--- AVAILABLE RECORDS ---

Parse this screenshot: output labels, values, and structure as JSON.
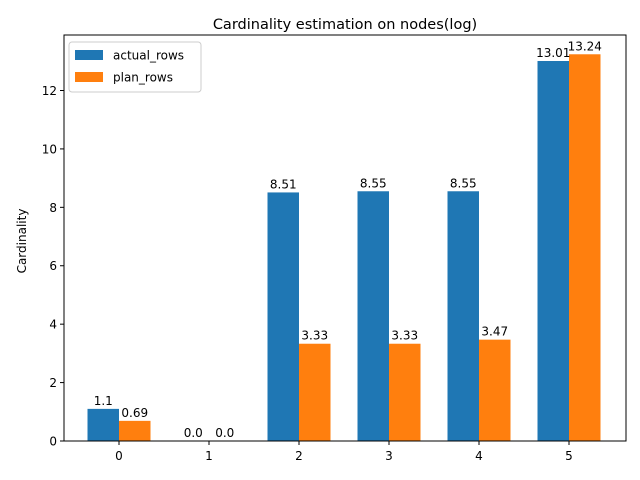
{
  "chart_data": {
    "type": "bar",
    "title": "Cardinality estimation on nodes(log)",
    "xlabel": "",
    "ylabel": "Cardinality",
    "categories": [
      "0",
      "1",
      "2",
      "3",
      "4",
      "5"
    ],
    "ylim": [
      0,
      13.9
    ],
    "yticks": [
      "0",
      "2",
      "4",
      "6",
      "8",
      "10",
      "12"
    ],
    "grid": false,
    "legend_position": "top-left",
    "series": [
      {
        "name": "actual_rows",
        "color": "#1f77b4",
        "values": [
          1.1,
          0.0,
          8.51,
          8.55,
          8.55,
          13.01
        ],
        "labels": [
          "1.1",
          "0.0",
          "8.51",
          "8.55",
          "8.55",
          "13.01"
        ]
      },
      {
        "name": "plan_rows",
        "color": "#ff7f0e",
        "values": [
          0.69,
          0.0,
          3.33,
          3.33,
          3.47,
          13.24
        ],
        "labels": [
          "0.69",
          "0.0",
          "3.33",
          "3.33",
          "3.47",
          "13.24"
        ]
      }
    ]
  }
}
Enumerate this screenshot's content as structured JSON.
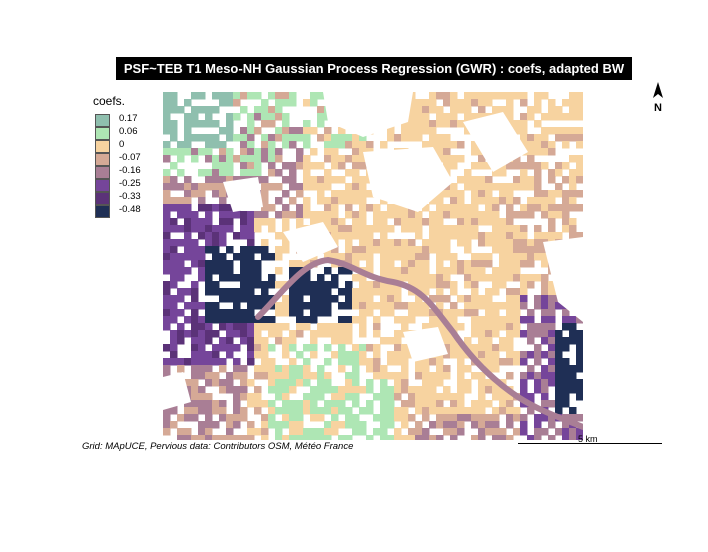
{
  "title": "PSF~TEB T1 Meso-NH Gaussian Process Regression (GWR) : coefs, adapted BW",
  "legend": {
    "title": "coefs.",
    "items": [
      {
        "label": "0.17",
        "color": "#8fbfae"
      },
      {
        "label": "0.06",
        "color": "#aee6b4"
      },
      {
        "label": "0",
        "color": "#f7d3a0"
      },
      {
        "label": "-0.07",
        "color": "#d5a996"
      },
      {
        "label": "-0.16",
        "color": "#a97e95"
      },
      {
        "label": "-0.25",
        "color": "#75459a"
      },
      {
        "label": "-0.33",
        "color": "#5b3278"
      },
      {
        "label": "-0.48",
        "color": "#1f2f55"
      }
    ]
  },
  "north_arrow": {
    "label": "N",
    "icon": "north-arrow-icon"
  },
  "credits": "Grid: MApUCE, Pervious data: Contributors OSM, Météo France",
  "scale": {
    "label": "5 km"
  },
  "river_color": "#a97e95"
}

---

THE REQUEST.
Extract, word for word, each line from the one that contains "Enumerate this screenshot's" through the final line of the data above. Leave the pictures out.

RESPONSE FOR THIS EXERCISE.
Enumerate this screenshot's content as structured JSON.
{
  "title": "PSF~TEB T1 Meso-NH Gaussian Process Regression (GWR) : coefs, adapted BW",
  "legend": {
    "title": "coefs.",
    "items": [
      {
        "label": "0.17",
        "color": "#8fbfae"
      },
      {
        "label": "0.06",
        "color": "#aee6b4"
      },
      {
        "label": "0",
        "color": "#f7d3a0"
      },
      {
        "label": "-0.07",
        "color": "#d5a996"
      },
      {
        "label": "-0.16",
        "color": "#a97e95"
      },
      {
        "label": "-0.25",
        "color": "#75459a"
      },
      {
        "label": "-0.33",
        "color": "#5b3278"
      },
      {
        "label": "-0.48",
        "color": "#1f2f55"
      }
    ]
  },
  "north_arrow": {
    "label": "N",
    "icon": "north-arrow-icon"
  },
  "credits": "Grid: MApUCE, Pervious data: Contributors OSM, Météo France",
  "scale": {
    "label": "5 km"
  },
  "river_color": "#a97e95"
}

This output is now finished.